===== RECORDS SHOWN

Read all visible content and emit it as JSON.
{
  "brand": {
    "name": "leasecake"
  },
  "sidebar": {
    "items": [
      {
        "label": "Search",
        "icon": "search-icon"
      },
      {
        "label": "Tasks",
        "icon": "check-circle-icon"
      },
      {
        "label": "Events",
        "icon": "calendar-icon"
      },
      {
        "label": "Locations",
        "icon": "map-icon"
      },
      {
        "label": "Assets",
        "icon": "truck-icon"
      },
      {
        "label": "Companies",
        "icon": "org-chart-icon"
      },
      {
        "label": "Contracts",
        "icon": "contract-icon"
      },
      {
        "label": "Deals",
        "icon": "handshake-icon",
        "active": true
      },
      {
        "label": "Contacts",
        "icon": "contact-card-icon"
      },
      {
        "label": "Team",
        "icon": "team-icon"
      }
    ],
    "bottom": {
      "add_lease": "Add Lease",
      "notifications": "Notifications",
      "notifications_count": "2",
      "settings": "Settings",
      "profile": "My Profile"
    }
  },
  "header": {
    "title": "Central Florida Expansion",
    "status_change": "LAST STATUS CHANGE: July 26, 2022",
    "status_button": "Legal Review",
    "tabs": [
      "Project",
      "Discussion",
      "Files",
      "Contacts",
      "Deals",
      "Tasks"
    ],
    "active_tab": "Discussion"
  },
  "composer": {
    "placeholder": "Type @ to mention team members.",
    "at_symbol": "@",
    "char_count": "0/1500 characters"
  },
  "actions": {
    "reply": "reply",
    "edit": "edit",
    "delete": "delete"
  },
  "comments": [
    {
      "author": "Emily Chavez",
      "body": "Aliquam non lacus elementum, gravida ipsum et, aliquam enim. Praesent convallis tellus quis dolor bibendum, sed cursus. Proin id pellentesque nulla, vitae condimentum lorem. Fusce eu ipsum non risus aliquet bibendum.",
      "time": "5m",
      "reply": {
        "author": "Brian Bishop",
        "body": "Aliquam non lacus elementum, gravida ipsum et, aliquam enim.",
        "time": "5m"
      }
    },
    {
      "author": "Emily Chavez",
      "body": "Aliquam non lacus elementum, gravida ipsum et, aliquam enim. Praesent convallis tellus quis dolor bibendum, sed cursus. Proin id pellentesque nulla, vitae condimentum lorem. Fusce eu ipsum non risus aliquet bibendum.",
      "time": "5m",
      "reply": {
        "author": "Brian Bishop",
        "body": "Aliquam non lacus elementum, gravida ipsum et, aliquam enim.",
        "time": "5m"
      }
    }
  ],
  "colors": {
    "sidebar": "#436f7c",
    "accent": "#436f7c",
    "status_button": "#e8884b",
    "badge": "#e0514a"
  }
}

==========

→ **WHAT IS ASKED**: Write the complete data out, exactly as above.

→ **EXERCISE SOLUTION**:
Read all visible content and emit it as JSON.
{
  "brand": {
    "name": "leasecake"
  },
  "sidebar": {
    "items": [
      {
        "label": "Search",
        "icon": "search-icon"
      },
      {
        "label": "Tasks",
        "icon": "check-circle-icon"
      },
      {
        "label": "Events",
        "icon": "calendar-icon"
      },
      {
        "label": "Locations",
        "icon": "map-icon"
      },
      {
        "label": "Assets",
        "icon": "truck-icon"
      },
      {
        "label": "Companies",
        "icon": "org-chart-icon"
      },
      {
        "label": "Contracts",
        "icon": "contract-icon"
      },
      {
        "label": "Deals",
        "icon": "handshake-icon",
        "active": true
      },
      {
        "label": "Contacts",
        "icon": "contact-card-icon"
      },
      {
        "label": "Team",
        "icon": "team-icon"
      }
    ],
    "bottom": {
      "add_lease": "Add Lease",
      "notifications": "Notifications",
      "notifications_count": "2",
      "settings": "Settings",
      "profile": "My Profile"
    }
  },
  "header": {
    "title": "Central Florida Expansion",
    "status_change": "LAST STATUS CHANGE: July 26, 2022",
    "status_button": "Legal Review",
    "tabs": [
      "Project",
      "Discussion",
      "Files",
      "Contacts",
      "Deals",
      "Tasks"
    ],
    "active_tab": "Discussion"
  },
  "composer": {
    "placeholder": "Type @ to mention team members.",
    "at_symbol": "@",
    "char_count": "0/1500 characters"
  },
  "actions": {
    "reply": "reply",
    "edit": "edit",
    "delete": "delete"
  },
  "comments": [
    {
      "author": "Emily Chavez",
      "body": "Aliquam non lacus elementum, gravida ipsum et, aliquam enim. Praesent convallis tellus quis dolor bibendum, sed cursus. Proin id pellentesque nulla, vitae condimentum lorem. Fusce eu ipsum non risus aliquet bibendum.",
      "time": "5m",
      "reply": {
        "author": "Brian Bishop",
        "body": "Aliquam non lacus elementum, gravida ipsum et, aliquam enim.",
        "time": "5m"
      }
    },
    {
      "author": "Emily Chavez",
      "body": "Aliquam non lacus elementum, gravida ipsum et, aliquam enim. Praesent convallis tellus quis dolor bibendum, sed cursus. Proin id pellentesque nulla, vitae condimentum lorem. Fusce eu ipsum non risus aliquet bibendum.",
      "time": "5m",
      "reply": {
        "author": "Brian Bishop",
        "body": "Aliquam non lacus elementum, gravida ipsum et, aliquam enim.",
        "time": "5m"
      }
    }
  ],
  "colors": {
    "sidebar": "#436f7c",
    "accent": "#436f7c",
    "status_button": "#e8884b",
    "badge": "#e0514a"
  }
}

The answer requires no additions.